TASK PROMPT | Write out the whole of the material exactly.

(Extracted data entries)
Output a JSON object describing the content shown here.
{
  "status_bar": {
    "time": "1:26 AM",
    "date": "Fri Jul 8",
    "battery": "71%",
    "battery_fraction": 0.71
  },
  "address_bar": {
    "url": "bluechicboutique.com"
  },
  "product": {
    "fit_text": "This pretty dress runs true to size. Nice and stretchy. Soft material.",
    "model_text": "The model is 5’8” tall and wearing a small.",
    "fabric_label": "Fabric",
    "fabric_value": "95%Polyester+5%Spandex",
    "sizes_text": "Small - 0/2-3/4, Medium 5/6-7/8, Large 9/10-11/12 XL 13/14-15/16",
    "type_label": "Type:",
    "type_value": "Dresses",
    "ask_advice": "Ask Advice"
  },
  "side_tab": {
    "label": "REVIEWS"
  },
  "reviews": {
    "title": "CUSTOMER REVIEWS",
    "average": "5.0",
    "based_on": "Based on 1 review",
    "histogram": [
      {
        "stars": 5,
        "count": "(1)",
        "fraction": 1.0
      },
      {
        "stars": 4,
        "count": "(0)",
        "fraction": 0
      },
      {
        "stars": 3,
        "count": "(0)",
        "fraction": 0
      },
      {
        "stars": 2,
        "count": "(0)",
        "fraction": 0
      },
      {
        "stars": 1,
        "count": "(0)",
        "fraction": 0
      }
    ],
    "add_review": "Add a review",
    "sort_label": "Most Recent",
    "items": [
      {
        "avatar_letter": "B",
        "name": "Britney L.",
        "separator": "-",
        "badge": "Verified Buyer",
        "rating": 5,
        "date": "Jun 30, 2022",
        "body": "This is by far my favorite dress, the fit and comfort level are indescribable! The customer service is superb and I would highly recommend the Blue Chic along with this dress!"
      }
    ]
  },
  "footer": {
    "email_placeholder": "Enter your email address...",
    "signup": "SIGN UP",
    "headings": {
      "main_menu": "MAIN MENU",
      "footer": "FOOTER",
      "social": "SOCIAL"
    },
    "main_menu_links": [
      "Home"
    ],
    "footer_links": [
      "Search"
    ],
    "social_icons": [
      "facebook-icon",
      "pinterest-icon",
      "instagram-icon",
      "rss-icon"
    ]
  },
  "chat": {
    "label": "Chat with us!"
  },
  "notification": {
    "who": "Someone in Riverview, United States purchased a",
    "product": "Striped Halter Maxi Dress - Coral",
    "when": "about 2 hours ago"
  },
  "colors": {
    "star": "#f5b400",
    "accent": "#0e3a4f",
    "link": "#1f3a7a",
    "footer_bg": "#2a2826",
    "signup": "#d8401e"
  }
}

CORRECT RESPONSE |
Output a JSON object describing the content shown here.
{
  "status_bar": {
    "time": "1:26 AM",
    "date": "Fri Jul 8",
    "battery": "71%",
    "battery_fraction": 0.71
  },
  "address_bar": {
    "url": "bluechicboutique.com"
  },
  "product": {
    "fit_text": "This pretty dress runs true to size. Nice and stretchy. Soft material.",
    "model_text": "The model is 5’8” tall and wearing a small.",
    "fabric_label": "Fabric",
    "fabric_value": "95%Polyester+5%Spandex",
    "sizes_text": "Small - 0/2-3/4, Medium 5/6-7/8, Large 9/10-11/12 XL 13/14-15/16",
    "type_label": "Type:",
    "type_value": "Dresses",
    "ask_advice": "Ask Advice"
  },
  "side_tab": {
    "label": "REVIEWS"
  },
  "reviews": {
    "title": "CUSTOMER REVIEWS",
    "average": "5.0",
    "based_on": "Based on 1 review",
    "histogram": [
      {
        "stars": 5,
        "count": "(1)",
        "fraction": 1.0
      },
      {
        "stars": 4,
        "count": "(0)",
        "fraction": 0
      },
      {
        "stars": 3,
        "count": "(0)",
        "fraction": 0
      },
      {
        "stars": 2,
        "count": "(0)",
        "fraction": 0
      },
      {
        "stars": 1,
        "count": "(0)",
        "fraction": 0
      }
    ],
    "add_review": "Add a review",
    "sort_label": "Most Recent",
    "items": [
      {
        "avatar_letter": "B",
        "name": "Britney L.",
        "separator": "-",
        "badge": "Verified Buyer",
        "rating": 5,
        "date": "Jun 30, 2022",
        "body": "This is by far my favorite dress, the fit and comfort level are indescribable! The customer service is superb and I would highly recommend the Blue Chic along with this dress!"
      }
    ]
  },
  "footer": {
    "email_placeholder": "Enter your email address...",
    "signup": "SIGN UP",
    "headings": {
      "main_menu": "MAIN MENU",
      "footer": "FOOTER",
      "social": "SOCIAL"
    },
    "main_menu_links": [
      "Home"
    ],
    "footer_links": [
      "Search"
    ],
    "social_icons": [
      "facebook-icon",
      "pinterest-icon",
      "instagram-icon",
      "rss-icon"
    ]
  },
  "chat": {
    "label": "Chat with us!"
  },
  "notification": {
    "who": "Someone in Riverview, United States purchased a",
    "product": "Striped Halter Maxi Dress - Coral",
    "when": "about 2 hours ago"
  },
  "colors": {
    "star": "#f5b400",
    "accent": "#0e3a4f",
    "link": "#1f3a7a",
    "footer_bg": "#2a2826",
    "signup": "#d8401e"
  }
}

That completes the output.